REQUIREMENT
Gather up the lines with the word "icon" in them.

GIVEN ENTRIES
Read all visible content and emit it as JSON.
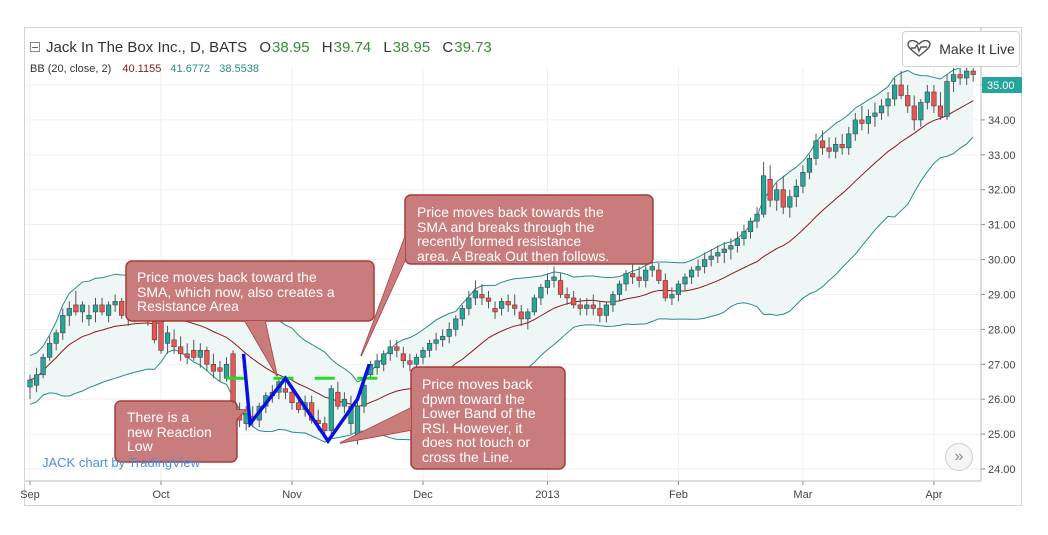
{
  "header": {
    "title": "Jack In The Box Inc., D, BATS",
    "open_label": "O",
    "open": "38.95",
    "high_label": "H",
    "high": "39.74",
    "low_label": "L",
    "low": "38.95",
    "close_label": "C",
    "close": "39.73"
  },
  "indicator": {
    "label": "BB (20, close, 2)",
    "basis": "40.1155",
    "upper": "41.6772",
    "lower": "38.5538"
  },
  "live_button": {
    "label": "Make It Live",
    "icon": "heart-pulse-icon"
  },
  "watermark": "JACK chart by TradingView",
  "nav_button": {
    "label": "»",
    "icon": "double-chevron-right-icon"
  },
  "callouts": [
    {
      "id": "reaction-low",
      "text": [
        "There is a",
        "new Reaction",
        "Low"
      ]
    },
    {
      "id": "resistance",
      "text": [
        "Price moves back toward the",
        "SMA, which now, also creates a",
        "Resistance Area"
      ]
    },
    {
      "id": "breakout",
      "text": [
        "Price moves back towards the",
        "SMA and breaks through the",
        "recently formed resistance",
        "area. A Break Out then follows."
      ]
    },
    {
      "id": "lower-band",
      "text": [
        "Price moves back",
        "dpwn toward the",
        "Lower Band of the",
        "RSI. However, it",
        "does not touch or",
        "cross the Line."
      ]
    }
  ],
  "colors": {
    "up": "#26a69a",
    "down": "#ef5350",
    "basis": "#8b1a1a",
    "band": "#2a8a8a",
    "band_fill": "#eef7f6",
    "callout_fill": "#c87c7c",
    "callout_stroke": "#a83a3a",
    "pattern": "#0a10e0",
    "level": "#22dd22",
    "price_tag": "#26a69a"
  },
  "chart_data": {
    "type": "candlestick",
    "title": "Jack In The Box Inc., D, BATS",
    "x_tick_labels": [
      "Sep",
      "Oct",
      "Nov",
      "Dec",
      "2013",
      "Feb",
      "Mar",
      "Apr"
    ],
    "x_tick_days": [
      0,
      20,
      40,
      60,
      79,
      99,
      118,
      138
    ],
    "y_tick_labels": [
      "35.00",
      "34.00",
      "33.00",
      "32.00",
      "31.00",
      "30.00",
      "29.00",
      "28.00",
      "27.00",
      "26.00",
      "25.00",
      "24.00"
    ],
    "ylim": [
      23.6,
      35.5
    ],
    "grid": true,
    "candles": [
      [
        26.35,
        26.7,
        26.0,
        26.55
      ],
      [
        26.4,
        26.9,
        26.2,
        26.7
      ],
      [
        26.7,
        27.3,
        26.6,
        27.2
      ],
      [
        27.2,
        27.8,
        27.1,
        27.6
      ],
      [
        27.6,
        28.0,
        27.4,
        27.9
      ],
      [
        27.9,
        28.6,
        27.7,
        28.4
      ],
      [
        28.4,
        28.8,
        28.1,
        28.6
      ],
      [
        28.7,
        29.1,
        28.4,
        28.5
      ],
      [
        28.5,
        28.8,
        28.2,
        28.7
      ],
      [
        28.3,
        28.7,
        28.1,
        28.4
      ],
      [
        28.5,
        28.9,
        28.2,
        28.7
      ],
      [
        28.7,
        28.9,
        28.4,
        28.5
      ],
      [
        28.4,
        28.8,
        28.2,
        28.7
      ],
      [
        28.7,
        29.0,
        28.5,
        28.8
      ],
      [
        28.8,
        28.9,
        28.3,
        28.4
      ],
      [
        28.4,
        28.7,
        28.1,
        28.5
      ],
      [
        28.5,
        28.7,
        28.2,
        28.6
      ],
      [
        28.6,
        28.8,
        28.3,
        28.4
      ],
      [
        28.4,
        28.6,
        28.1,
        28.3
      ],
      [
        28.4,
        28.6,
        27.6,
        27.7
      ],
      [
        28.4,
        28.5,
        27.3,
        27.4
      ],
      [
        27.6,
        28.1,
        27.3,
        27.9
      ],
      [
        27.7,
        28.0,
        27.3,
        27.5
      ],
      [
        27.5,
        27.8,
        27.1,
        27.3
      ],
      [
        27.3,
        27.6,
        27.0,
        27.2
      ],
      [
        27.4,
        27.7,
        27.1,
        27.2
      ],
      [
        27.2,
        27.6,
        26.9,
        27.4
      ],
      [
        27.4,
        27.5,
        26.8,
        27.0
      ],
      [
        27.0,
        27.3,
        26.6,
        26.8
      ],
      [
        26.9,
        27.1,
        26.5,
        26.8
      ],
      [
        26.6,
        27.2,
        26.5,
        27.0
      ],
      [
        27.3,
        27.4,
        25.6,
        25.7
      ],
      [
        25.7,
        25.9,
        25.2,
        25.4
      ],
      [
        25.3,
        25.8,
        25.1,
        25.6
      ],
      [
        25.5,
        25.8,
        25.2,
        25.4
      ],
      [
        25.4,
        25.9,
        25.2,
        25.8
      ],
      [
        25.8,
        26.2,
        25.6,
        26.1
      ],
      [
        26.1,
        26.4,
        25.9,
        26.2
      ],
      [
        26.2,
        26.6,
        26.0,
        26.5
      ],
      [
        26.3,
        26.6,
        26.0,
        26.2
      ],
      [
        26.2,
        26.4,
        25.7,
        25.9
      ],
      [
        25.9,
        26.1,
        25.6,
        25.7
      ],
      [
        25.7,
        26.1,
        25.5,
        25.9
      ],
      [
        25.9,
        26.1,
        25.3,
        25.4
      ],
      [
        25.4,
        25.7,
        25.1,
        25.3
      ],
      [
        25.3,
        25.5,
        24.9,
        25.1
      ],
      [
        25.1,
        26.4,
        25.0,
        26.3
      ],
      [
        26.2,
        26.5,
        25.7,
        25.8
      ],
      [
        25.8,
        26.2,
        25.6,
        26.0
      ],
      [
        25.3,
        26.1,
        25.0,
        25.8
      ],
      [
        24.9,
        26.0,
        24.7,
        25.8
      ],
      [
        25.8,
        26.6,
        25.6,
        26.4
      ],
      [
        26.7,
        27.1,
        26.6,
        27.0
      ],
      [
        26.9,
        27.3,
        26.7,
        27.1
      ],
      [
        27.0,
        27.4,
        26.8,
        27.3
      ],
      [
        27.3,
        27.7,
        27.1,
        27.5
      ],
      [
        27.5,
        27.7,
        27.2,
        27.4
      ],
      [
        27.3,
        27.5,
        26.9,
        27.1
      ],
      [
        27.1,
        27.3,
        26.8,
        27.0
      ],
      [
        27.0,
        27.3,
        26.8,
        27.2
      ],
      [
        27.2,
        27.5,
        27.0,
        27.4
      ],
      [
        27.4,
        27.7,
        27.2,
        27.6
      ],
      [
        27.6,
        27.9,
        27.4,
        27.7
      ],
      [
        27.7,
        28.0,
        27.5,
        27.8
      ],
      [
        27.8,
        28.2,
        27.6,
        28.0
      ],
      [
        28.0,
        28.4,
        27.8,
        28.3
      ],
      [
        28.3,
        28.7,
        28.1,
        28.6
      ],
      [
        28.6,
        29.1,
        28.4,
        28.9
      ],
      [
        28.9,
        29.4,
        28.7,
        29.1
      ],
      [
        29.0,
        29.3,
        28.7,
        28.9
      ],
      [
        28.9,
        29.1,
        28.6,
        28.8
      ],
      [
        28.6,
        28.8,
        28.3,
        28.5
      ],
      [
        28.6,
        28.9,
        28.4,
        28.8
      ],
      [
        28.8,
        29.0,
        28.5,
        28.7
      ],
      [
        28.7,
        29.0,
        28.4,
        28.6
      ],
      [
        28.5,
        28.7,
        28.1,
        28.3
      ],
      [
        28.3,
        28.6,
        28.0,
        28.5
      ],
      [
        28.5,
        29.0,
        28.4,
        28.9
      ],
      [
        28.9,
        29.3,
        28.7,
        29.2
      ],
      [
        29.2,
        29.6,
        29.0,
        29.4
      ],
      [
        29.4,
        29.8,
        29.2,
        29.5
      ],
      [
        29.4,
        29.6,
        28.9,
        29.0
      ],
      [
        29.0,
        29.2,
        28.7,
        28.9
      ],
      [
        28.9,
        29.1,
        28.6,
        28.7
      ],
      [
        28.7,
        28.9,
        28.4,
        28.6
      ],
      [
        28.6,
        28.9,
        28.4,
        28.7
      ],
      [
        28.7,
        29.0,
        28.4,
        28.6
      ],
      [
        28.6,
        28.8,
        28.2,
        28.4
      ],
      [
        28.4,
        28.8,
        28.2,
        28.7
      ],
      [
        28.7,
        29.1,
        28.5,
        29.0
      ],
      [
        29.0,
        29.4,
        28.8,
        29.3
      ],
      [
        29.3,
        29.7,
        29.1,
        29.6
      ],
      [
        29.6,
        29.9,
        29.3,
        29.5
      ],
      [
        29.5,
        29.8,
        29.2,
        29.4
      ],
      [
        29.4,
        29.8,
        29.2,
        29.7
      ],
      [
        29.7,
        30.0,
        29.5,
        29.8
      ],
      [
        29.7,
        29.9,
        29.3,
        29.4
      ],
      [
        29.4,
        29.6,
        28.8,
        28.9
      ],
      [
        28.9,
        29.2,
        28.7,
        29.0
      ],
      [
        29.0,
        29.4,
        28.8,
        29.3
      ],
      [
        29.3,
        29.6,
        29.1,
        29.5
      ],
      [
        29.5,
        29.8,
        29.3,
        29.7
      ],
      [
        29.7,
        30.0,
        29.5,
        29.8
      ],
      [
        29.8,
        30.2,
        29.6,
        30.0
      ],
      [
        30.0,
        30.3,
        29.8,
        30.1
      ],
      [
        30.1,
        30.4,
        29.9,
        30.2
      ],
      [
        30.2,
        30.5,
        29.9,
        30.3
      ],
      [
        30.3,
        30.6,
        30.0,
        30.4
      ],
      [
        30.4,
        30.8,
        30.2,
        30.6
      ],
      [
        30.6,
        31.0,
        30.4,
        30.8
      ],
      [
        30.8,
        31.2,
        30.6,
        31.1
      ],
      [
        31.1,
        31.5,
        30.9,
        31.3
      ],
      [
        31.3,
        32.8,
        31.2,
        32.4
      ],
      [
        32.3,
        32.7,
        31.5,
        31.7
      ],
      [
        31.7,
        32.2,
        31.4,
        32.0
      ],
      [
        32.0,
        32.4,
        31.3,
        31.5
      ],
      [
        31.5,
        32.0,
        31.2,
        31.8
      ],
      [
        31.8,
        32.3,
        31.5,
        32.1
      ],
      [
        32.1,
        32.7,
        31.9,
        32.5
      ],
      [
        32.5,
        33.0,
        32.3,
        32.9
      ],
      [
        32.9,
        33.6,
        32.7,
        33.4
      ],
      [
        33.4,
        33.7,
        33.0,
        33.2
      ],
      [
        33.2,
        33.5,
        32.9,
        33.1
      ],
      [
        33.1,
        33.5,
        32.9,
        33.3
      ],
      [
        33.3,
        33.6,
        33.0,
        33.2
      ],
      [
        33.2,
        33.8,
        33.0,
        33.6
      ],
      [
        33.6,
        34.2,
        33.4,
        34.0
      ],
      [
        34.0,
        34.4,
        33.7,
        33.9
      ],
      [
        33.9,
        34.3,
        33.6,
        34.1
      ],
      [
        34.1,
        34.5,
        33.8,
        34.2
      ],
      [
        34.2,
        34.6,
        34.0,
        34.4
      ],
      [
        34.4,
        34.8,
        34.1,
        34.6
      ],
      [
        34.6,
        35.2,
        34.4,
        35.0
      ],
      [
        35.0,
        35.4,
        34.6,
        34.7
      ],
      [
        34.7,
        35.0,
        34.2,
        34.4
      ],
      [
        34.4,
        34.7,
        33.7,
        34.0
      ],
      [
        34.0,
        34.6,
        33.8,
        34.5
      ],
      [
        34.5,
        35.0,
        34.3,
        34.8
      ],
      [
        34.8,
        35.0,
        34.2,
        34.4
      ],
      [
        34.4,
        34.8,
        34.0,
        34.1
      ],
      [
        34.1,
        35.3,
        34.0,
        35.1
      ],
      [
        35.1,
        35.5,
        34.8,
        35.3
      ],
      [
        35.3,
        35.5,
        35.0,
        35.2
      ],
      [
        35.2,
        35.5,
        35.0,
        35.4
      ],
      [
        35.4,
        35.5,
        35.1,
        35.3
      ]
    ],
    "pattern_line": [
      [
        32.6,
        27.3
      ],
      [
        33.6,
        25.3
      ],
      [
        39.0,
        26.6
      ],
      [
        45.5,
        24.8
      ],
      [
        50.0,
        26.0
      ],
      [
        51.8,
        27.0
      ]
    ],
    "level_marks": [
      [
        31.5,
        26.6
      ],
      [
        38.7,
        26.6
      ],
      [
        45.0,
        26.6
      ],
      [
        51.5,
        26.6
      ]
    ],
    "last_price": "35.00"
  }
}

TASK RESPONSE
    "icon": "heart-pulse-icon"
    "icon": "double-chevron-right-icon"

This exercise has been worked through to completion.